WHAT IS BEING ASKED:
Every entry must be duplicated precisely as written.

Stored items
** begin **

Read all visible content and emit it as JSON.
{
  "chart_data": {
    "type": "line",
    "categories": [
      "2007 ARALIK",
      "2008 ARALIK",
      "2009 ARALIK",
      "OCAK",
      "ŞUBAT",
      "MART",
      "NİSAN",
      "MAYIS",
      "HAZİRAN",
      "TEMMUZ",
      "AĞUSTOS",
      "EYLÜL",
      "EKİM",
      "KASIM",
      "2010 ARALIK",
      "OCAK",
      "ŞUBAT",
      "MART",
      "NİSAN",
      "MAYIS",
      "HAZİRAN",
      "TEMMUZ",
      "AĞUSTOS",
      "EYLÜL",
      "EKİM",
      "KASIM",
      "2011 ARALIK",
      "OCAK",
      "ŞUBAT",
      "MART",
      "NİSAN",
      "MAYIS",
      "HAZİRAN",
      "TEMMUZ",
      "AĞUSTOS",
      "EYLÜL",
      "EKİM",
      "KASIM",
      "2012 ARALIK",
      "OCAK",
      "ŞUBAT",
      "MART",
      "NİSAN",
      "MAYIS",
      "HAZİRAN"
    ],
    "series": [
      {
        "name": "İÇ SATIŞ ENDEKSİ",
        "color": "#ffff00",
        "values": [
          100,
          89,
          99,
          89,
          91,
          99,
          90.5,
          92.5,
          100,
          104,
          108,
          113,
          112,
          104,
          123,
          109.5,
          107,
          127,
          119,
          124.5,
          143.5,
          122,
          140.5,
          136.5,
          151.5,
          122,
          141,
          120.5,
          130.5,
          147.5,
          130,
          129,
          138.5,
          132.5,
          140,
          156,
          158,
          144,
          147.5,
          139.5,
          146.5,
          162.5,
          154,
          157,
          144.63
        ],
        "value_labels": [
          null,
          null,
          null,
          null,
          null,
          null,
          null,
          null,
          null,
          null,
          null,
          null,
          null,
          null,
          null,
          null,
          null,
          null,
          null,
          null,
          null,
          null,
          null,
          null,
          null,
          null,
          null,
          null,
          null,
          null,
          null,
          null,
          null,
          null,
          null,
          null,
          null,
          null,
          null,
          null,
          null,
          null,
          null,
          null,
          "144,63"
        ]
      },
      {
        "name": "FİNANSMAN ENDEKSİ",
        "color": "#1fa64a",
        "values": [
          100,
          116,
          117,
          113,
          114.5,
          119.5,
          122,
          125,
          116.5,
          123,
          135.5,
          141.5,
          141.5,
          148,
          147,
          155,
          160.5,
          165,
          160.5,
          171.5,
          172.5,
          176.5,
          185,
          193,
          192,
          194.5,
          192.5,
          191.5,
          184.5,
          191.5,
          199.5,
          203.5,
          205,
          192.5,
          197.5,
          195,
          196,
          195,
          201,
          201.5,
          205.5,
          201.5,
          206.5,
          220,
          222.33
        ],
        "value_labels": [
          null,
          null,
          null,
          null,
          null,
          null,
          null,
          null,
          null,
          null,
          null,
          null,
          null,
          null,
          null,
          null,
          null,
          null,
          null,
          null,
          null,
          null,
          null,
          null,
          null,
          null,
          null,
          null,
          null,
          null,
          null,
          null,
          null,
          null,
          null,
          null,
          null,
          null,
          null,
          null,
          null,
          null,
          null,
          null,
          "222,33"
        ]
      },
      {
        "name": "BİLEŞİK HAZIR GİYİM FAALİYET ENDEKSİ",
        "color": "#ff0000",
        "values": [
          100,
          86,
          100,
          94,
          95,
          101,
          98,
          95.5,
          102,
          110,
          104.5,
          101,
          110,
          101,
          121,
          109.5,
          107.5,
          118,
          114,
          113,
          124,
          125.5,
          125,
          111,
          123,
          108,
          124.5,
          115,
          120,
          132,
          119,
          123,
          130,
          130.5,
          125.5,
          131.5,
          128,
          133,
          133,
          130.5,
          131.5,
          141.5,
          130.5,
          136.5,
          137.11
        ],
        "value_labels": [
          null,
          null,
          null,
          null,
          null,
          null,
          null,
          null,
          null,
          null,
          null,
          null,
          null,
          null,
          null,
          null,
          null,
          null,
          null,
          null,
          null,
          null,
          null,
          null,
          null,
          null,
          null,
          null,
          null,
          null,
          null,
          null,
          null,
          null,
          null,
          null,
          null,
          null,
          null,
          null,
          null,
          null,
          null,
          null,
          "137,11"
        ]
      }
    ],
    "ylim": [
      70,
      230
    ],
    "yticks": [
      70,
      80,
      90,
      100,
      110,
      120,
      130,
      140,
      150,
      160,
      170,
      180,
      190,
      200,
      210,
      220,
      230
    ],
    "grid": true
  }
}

** end **

SOLUTION FOR THIS EXERCISE:
Read all visible content and emit it as JSON.
{
  "chart_data": {
    "type": "line",
    "categories": [
      "2007 ARALIK",
      "2008 ARALIK",
      "2009 ARALIK",
      "OCAK",
      "ŞUBAT",
      "MART",
      "NİSAN",
      "MAYIS",
      "HAZİRAN",
      "TEMMUZ",
      "AĞUSTOS",
      "EYLÜL",
      "EKİM",
      "KASIM",
      "2010 ARALIK",
      "OCAK",
      "ŞUBAT",
      "MART",
      "NİSAN",
      "MAYIS",
      "HAZİRAN",
      "TEMMUZ",
      "AĞUSTOS",
      "EYLÜL",
      "EKİM",
      "KASIM",
      "2011 ARALIK",
      "OCAK",
      "ŞUBAT",
      "MART",
      "NİSAN",
      "MAYIS",
      "HAZİRAN",
      "TEMMUZ",
      "AĞUSTOS",
      "EYLÜL",
      "EKİM",
      "KASIM",
      "2012 ARALIK",
      "OCAK",
      "ŞUBAT",
      "MART",
      "NİSAN",
      "MAYIS",
      "HAZİRAN"
    ],
    "series": [
      {
        "name": "İÇ SATIŞ ENDEKSİ",
        "color": "#ffff00",
        "values": [
          100,
          89,
          99,
          89,
          91,
          99,
          90.5,
          92.5,
          100,
          104,
          108,
          113,
          112,
          104,
          123,
          109.5,
          107,
          127,
          119,
          124.5,
          143.5,
          122,
          140.5,
          136.5,
          151.5,
          122,
          141,
          120.5,
          130.5,
          147.5,
          130,
          129,
          138.5,
          132.5,
          140,
          156,
          158,
          144,
          147.5,
          139.5,
          146.5,
          162.5,
          154,
          157,
          144.63
        ],
        "value_labels": [
          null,
          null,
          null,
          null,
          null,
          null,
          null,
          null,
          null,
          null,
          null,
          null,
          null,
          null,
          null,
          null,
          null,
          null,
          null,
          null,
          null,
          null,
          null,
          null,
          null,
          null,
          null,
          null,
          null,
          null,
          null,
          null,
          null,
          null,
          null,
          null,
          null,
          null,
          null,
          null,
          null,
          null,
          null,
          null,
          "144,63"
        ]
      },
      {
        "name": "FİNANSMAN ENDEKSİ",
        "color": "#1fa64a",
        "values": [
          100,
          116,
          117,
          113,
          114.5,
          119.5,
          122,
          125,
          116.5,
          123,
          135.5,
          141.5,
          141.5,
          148,
          147,
          155,
          160.5,
          165,
          160.5,
          171.5,
          172.5,
          176.5,
          185,
          193,
          192,
          194.5,
          192.5,
          191.5,
          184.5,
          191.5,
          199.5,
          203.5,
          205,
          192.5,
          197.5,
          195,
          196,
          195,
          201,
          201.5,
          205.5,
          201.5,
          206.5,
          220,
          222.33
        ],
        "value_labels": [
          null,
          null,
          null,
          null,
          null,
          null,
          null,
          null,
          null,
          null,
          null,
          null,
          null,
          null,
          null,
          null,
          null,
          null,
          null,
          null,
          null,
          null,
          null,
          null,
          null,
          null,
          null,
          null,
          null,
          null,
          null,
          null,
          null,
          null,
          null,
          null,
          null,
          null,
          null,
          null,
          null,
          null,
          null,
          null,
          "222,33"
        ]
      },
      {
        "name": "BİLEŞİK HAZIR GİYİM FAALİYET ENDEKSİ",
        "color": "#ff0000",
        "values": [
          100,
          86,
          100,
          94,
          95,
          101,
          98,
          95.5,
          102,
          110,
          104.5,
          101,
          110,
          101,
          121,
          109.5,
          107.5,
          118,
          114,
          113,
          124,
          125.5,
          125,
          111,
          123,
          108,
          124.5,
          115,
          120,
          132,
          119,
          123,
          130,
          130.5,
          125.5,
          131.5,
          128,
          133,
          133,
          130.5,
          131.5,
          141.5,
          130.5,
          136.5,
          137.11
        ],
        "value_labels": [
          null,
          null,
          null,
          null,
          null,
          null,
          null,
          null,
          null,
          null,
          null,
          null,
          null,
          null,
          null,
          null,
          null,
          null,
          null,
          null,
          null,
          null,
          null,
          null,
          null,
          null,
          null,
          null,
          null,
          null,
          null,
          null,
          null,
          null,
          null,
          null,
          null,
          null,
          null,
          null,
          null,
          null,
          null,
          null,
          "137,11"
        ]
      }
    ],
    "ylim": [
      70,
      230
    ],
    "yticks": [
      70,
      80,
      90,
      100,
      110,
      120,
      130,
      140,
      150,
      160,
      170,
      180,
      190,
      200,
      210,
      220,
      230
    ],
    "grid": true
  }
}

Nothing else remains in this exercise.